(Records about charts and figures)
• • • •

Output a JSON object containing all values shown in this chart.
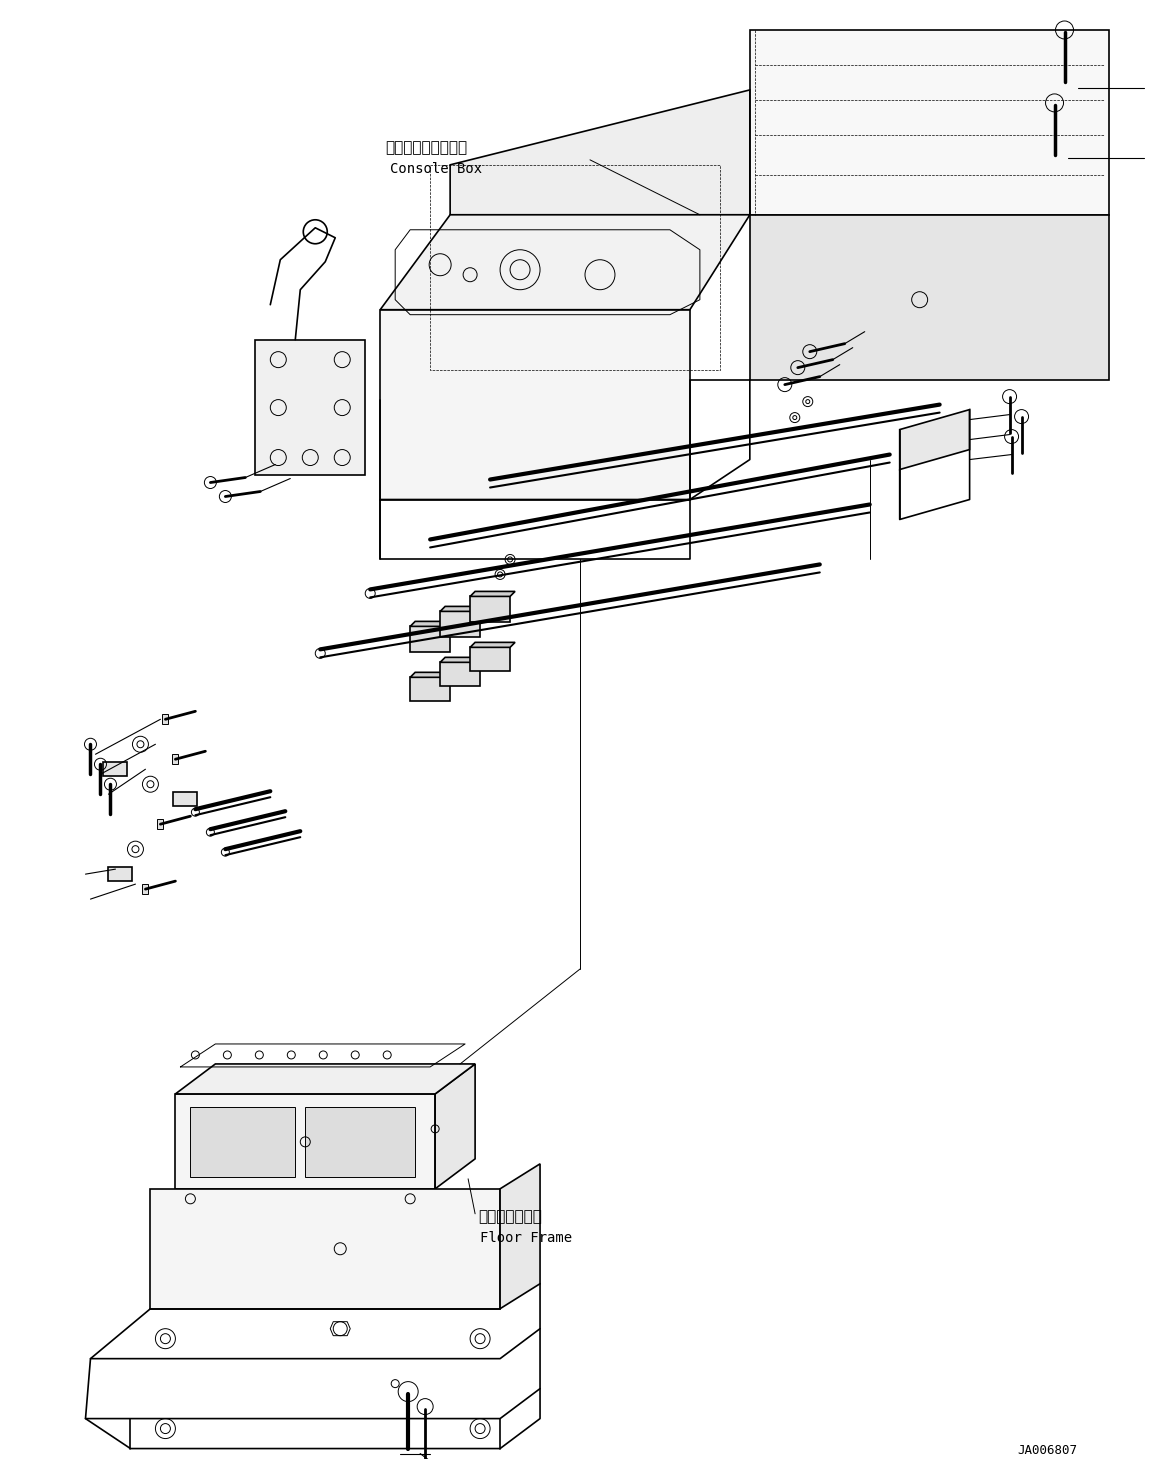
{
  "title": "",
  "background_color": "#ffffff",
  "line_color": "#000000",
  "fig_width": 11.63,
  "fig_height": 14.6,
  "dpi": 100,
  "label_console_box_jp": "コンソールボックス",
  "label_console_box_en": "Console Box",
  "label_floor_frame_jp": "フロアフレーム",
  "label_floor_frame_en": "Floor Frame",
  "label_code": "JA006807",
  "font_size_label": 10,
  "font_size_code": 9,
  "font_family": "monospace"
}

• • • •

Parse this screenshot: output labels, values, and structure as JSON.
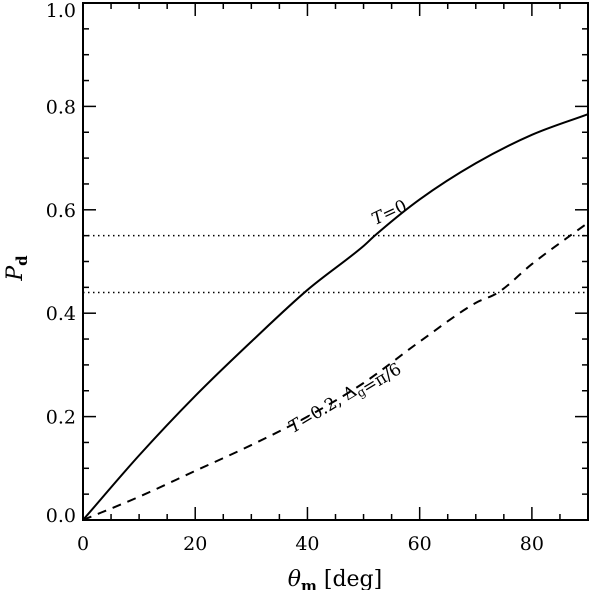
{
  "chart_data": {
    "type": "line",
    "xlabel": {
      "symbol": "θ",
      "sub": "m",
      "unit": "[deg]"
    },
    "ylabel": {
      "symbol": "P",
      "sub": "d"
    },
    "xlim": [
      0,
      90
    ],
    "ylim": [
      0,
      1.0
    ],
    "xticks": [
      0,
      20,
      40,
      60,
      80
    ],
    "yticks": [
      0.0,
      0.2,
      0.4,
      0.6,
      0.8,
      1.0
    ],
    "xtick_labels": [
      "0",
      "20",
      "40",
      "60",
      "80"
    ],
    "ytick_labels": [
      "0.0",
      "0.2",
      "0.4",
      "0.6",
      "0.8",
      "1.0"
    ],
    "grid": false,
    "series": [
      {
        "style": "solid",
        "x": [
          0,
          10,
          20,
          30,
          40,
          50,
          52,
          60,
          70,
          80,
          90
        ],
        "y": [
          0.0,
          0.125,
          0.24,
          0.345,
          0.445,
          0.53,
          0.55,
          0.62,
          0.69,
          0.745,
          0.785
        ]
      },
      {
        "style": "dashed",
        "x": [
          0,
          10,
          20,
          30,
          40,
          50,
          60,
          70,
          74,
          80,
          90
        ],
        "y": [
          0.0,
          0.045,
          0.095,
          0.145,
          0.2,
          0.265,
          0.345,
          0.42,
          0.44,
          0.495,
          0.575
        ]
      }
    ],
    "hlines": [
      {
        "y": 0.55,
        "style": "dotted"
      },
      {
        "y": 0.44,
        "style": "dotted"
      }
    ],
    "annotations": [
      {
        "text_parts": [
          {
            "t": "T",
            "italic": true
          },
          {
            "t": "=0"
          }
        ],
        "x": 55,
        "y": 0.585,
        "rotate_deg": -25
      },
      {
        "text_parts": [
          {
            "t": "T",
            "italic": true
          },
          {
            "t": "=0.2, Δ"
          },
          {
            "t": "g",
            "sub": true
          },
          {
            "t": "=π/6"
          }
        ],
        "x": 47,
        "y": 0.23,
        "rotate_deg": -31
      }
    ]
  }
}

• • • •

Locate the word "this" in the entries, and copy every line where it is found.

Output a JSON object containing all values shown in this chart.
Parse this screenshot: output labels, values, and structure as JSON.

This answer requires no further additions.